Task => Your task is to give the listing below back word for word, pictures excluded.

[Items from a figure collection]

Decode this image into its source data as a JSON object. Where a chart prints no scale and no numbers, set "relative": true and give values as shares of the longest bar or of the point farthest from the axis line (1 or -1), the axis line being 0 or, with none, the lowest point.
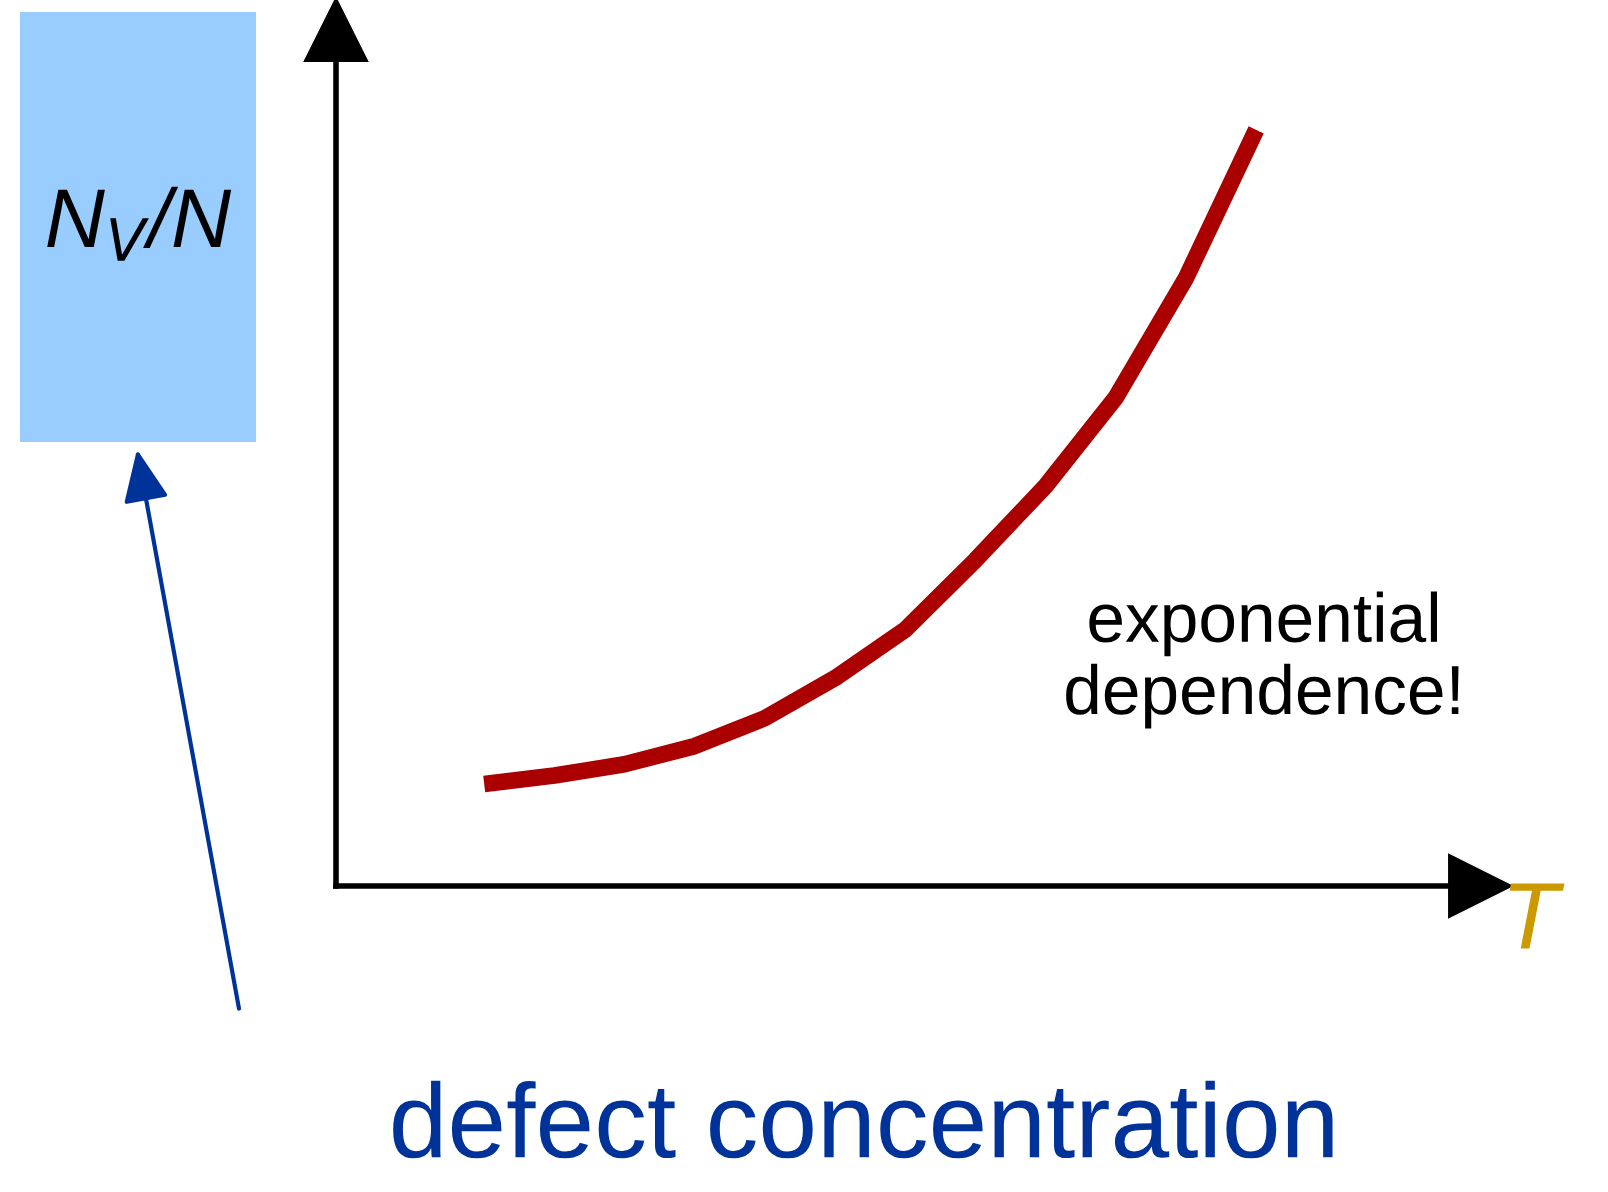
{
  "chart_data": {
    "type": "line",
    "relative": true,
    "xlabel": "T",
    "ylabel": "N$_{V}$/N",
    "categories": [
      null,
      null,
      null,
      null,
      null,
      null,
      null,
      null,
      null,
      null,
      null,
      null
    ],
    "series": [
      {
        "color": "#aa0000",
        "values": [
          0.135,
          0.146,
          0.161,
          0.185,
          0.222,
          0.275,
          0.339,
          0.431,
          0.529,
          0.646,
          0.804,
          1
        ]
      }
    ],
    "annotations": [
      "exponential\ndependence!",
      "defect concentration"
    ],
    "grid": false,
    "marker": "none",
    "line_style": "solid"
  }
}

Full answer =>
Decode this image into its source data as a JSON object. Where a chart prints no scale and no numbers, set "relative": true and give values as shares of the longest bar or of the point farthest from the axis line (1 or -1), the axis line being 0 or, with none, the lowest point.
{
  "chart_data": {
    "type": "line",
    "relative": true,
    "xlabel": "T",
    "ylabel": "N$_{V}$/N",
    "categories": [
      null,
      null,
      null,
      null,
      null,
      null,
      null,
      null,
      null,
      null,
      null,
      null
    ],
    "series": [
      {
        "color": "#aa0000",
        "values": [
          0.135,
          0.146,
          0.161,
          0.185,
          0.222,
          0.275,
          0.339,
          0.431,
          0.529,
          0.646,
          0.804,
          1
        ]
      }
    ],
    "annotations": [
      "exponential\ndependence!",
      "defect concentration"
    ],
    "grid": false,
    "marker": "none",
    "line_style": "solid"
  }
}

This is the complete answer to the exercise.